Exercise description - Copy out the data below verbatim.

[BEGIN]

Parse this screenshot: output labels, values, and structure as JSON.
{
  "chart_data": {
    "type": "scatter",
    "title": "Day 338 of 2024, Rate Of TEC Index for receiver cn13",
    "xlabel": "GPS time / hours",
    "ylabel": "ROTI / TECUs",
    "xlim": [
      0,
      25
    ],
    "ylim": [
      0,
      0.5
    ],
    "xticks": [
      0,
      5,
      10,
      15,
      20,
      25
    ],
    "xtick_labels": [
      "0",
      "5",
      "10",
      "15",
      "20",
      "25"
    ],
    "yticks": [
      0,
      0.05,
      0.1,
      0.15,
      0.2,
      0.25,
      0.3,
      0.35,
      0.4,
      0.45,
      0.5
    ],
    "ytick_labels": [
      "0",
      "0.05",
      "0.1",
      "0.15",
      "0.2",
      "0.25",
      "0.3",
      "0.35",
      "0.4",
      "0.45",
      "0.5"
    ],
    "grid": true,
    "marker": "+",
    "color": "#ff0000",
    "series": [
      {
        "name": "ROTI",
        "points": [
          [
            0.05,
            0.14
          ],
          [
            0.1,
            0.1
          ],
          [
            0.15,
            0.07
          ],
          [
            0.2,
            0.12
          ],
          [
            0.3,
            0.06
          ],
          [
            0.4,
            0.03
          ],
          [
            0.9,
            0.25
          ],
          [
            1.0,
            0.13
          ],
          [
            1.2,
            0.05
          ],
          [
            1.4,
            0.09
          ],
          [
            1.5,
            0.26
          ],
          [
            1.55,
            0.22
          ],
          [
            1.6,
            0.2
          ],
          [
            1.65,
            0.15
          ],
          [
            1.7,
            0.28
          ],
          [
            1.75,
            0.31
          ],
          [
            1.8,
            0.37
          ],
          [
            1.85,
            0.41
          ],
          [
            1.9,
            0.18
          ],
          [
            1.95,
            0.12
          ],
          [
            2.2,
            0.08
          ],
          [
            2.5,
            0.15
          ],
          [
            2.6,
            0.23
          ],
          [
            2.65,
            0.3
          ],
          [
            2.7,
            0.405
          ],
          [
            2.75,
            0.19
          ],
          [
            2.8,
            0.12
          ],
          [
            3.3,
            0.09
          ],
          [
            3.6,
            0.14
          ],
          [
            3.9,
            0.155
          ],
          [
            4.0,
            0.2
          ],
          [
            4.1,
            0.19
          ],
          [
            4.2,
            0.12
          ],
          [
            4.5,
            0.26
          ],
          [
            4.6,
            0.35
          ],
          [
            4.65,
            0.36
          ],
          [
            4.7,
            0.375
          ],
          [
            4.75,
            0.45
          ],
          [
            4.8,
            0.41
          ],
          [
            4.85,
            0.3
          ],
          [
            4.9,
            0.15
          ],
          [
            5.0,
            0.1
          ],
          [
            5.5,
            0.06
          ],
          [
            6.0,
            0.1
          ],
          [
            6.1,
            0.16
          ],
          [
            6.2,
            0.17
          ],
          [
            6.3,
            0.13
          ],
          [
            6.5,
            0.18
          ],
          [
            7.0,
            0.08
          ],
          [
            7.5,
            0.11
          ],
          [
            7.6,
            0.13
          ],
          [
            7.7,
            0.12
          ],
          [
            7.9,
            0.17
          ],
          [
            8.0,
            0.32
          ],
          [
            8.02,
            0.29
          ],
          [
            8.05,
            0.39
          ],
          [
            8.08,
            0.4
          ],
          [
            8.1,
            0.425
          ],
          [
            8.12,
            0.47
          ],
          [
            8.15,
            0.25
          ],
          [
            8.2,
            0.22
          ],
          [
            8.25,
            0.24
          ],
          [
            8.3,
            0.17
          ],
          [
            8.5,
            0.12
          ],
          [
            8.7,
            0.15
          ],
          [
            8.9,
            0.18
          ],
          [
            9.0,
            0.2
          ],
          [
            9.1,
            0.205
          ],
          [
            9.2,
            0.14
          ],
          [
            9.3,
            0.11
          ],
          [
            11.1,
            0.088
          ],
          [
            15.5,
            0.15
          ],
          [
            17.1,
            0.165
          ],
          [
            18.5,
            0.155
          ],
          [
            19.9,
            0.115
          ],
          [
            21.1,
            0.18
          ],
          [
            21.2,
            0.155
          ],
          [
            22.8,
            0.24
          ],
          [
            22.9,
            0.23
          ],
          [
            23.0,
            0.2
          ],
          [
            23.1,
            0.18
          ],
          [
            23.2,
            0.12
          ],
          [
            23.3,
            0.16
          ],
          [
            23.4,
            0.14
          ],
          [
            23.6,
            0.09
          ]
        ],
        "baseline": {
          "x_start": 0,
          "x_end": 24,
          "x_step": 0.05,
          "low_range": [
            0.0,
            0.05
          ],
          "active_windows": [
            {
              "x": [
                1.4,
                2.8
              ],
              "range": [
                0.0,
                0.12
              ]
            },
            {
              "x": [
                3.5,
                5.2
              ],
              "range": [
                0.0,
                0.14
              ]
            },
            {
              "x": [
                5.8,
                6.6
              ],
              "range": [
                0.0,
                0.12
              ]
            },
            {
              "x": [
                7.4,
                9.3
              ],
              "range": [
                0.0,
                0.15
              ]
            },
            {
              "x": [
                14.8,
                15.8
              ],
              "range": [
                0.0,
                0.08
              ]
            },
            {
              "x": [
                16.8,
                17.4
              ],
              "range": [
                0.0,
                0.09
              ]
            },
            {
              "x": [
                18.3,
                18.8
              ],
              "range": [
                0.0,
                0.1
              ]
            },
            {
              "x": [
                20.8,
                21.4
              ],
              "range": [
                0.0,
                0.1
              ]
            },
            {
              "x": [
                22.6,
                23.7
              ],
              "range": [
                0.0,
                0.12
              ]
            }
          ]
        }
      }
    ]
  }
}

[END]

Task response -
Parse this screenshot: output labels, values, and structure as JSON.
{
  "chart_data": {
    "type": "scatter",
    "title": "Day 338 of 2024, Rate Of TEC Index for receiver cn13",
    "xlabel": "GPS time / hours",
    "ylabel": "ROTI / TECUs",
    "xlim": [
      0,
      25
    ],
    "ylim": [
      0,
      0.5
    ],
    "xticks": [
      0,
      5,
      10,
      15,
      20,
      25
    ],
    "xtick_labels": [
      "0",
      "5",
      "10",
      "15",
      "20",
      "25"
    ],
    "yticks": [
      0,
      0.05,
      0.1,
      0.15,
      0.2,
      0.25,
      0.3,
      0.35,
      0.4,
      0.45,
      0.5
    ],
    "ytick_labels": [
      "0",
      "0.05",
      "0.1",
      "0.15",
      "0.2",
      "0.25",
      "0.3",
      "0.35",
      "0.4",
      "0.45",
      "0.5"
    ],
    "grid": true,
    "marker": "+",
    "color": "#ff0000",
    "series": [
      {
        "name": "ROTI",
        "points": [
          [
            0.05,
            0.14
          ],
          [
            0.1,
            0.1
          ],
          [
            0.15,
            0.07
          ],
          [
            0.2,
            0.12
          ],
          [
            0.3,
            0.06
          ],
          [
            0.4,
            0.03
          ],
          [
            0.9,
            0.25
          ],
          [
            1.0,
            0.13
          ],
          [
            1.2,
            0.05
          ],
          [
            1.4,
            0.09
          ],
          [
            1.5,
            0.26
          ],
          [
            1.55,
            0.22
          ],
          [
            1.6,
            0.2
          ],
          [
            1.65,
            0.15
          ],
          [
            1.7,
            0.28
          ],
          [
            1.75,
            0.31
          ],
          [
            1.8,
            0.37
          ],
          [
            1.85,
            0.41
          ],
          [
            1.9,
            0.18
          ],
          [
            1.95,
            0.12
          ],
          [
            2.2,
            0.08
          ],
          [
            2.5,
            0.15
          ],
          [
            2.6,
            0.23
          ],
          [
            2.65,
            0.3
          ],
          [
            2.7,
            0.405
          ],
          [
            2.75,
            0.19
          ],
          [
            2.8,
            0.12
          ],
          [
            3.3,
            0.09
          ],
          [
            3.6,
            0.14
          ],
          [
            3.9,
            0.155
          ],
          [
            4.0,
            0.2
          ],
          [
            4.1,
            0.19
          ],
          [
            4.2,
            0.12
          ],
          [
            4.5,
            0.26
          ],
          [
            4.6,
            0.35
          ],
          [
            4.65,
            0.36
          ],
          [
            4.7,
            0.375
          ],
          [
            4.75,
            0.45
          ],
          [
            4.8,
            0.41
          ],
          [
            4.85,
            0.3
          ],
          [
            4.9,
            0.15
          ],
          [
            5.0,
            0.1
          ],
          [
            5.5,
            0.06
          ],
          [
            6.0,
            0.1
          ],
          [
            6.1,
            0.16
          ],
          [
            6.2,
            0.17
          ],
          [
            6.3,
            0.13
          ],
          [
            6.5,
            0.18
          ],
          [
            7.0,
            0.08
          ],
          [
            7.5,
            0.11
          ],
          [
            7.6,
            0.13
          ],
          [
            7.7,
            0.12
          ],
          [
            7.9,
            0.17
          ],
          [
            8.0,
            0.32
          ],
          [
            8.02,
            0.29
          ],
          [
            8.05,
            0.39
          ],
          [
            8.08,
            0.4
          ],
          [
            8.1,
            0.425
          ],
          [
            8.12,
            0.47
          ],
          [
            8.15,
            0.25
          ],
          [
            8.2,
            0.22
          ],
          [
            8.25,
            0.24
          ],
          [
            8.3,
            0.17
          ],
          [
            8.5,
            0.12
          ],
          [
            8.7,
            0.15
          ],
          [
            8.9,
            0.18
          ],
          [
            9.0,
            0.2
          ],
          [
            9.1,
            0.205
          ],
          [
            9.2,
            0.14
          ],
          [
            9.3,
            0.11
          ],
          [
            11.1,
            0.088
          ],
          [
            15.5,
            0.15
          ],
          [
            17.1,
            0.165
          ],
          [
            18.5,
            0.155
          ],
          [
            19.9,
            0.115
          ],
          [
            21.1,
            0.18
          ],
          [
            21.2,
            0.155
          ],
          [
            22.8,
            0.24
          ],
          [
            22.9,
            0.23
          ],
          [
            23.0,
            0.2
          ],
          [
            23.1,
            0.18
          ],
          [
            23.2,
            0.12
          ],
          [
            23.3,
            0.16
          ],
          [
            23.4,
            0.14
          ],
          [
            23.6,
            0.09
          ]
        ],
        "baseline": {
          "x_start": 0,
          "x_end": 24,
          "x_step": 0.05,
          "low_range": [
            0.0,
            0.05
          ],
          "active_windows": [
            {
              "x": [
                1.4,
                2.8
              ],
              "range": [
                0.0,
                0.12
              ]
            },
            {
              "x": [
                3.5,
                5.2
              ],
              "range": [
                0.0,
                0.14
              ]
            },
            {
              "x": [
                5.8,
                6.6
              ],
              "range": [
                0.0,
                0.12
              ]
            },
            {
              "x": [
                7.4,
                9.3
              ],
              "range": [
                0.0,
                0.15
              ]
            },
            {
              "x": [
                14.8,
                15.8
              ],
              "range": [
                0.0,
                0.08
              ]
            },
            {
              "x": [
                16.8,
                17.4
              ],
              "range": [
                0.0,
                0.09
              ]
            },
            {
              "x": [
                18.3,
                18.8
              ],
              "range": [
                0.0,
                0.1
              ]
            },
            {
              "x": [
                20.8,
                21.4
              ],
              "range": [
                0.0,
                0.1
              ]
            },
            {
              "x": [
                22.6,
                23.7
              ],
              "range": [
                0.0,
                0.12
              ]
            }
          ]
        }
      }
    ]
  }
}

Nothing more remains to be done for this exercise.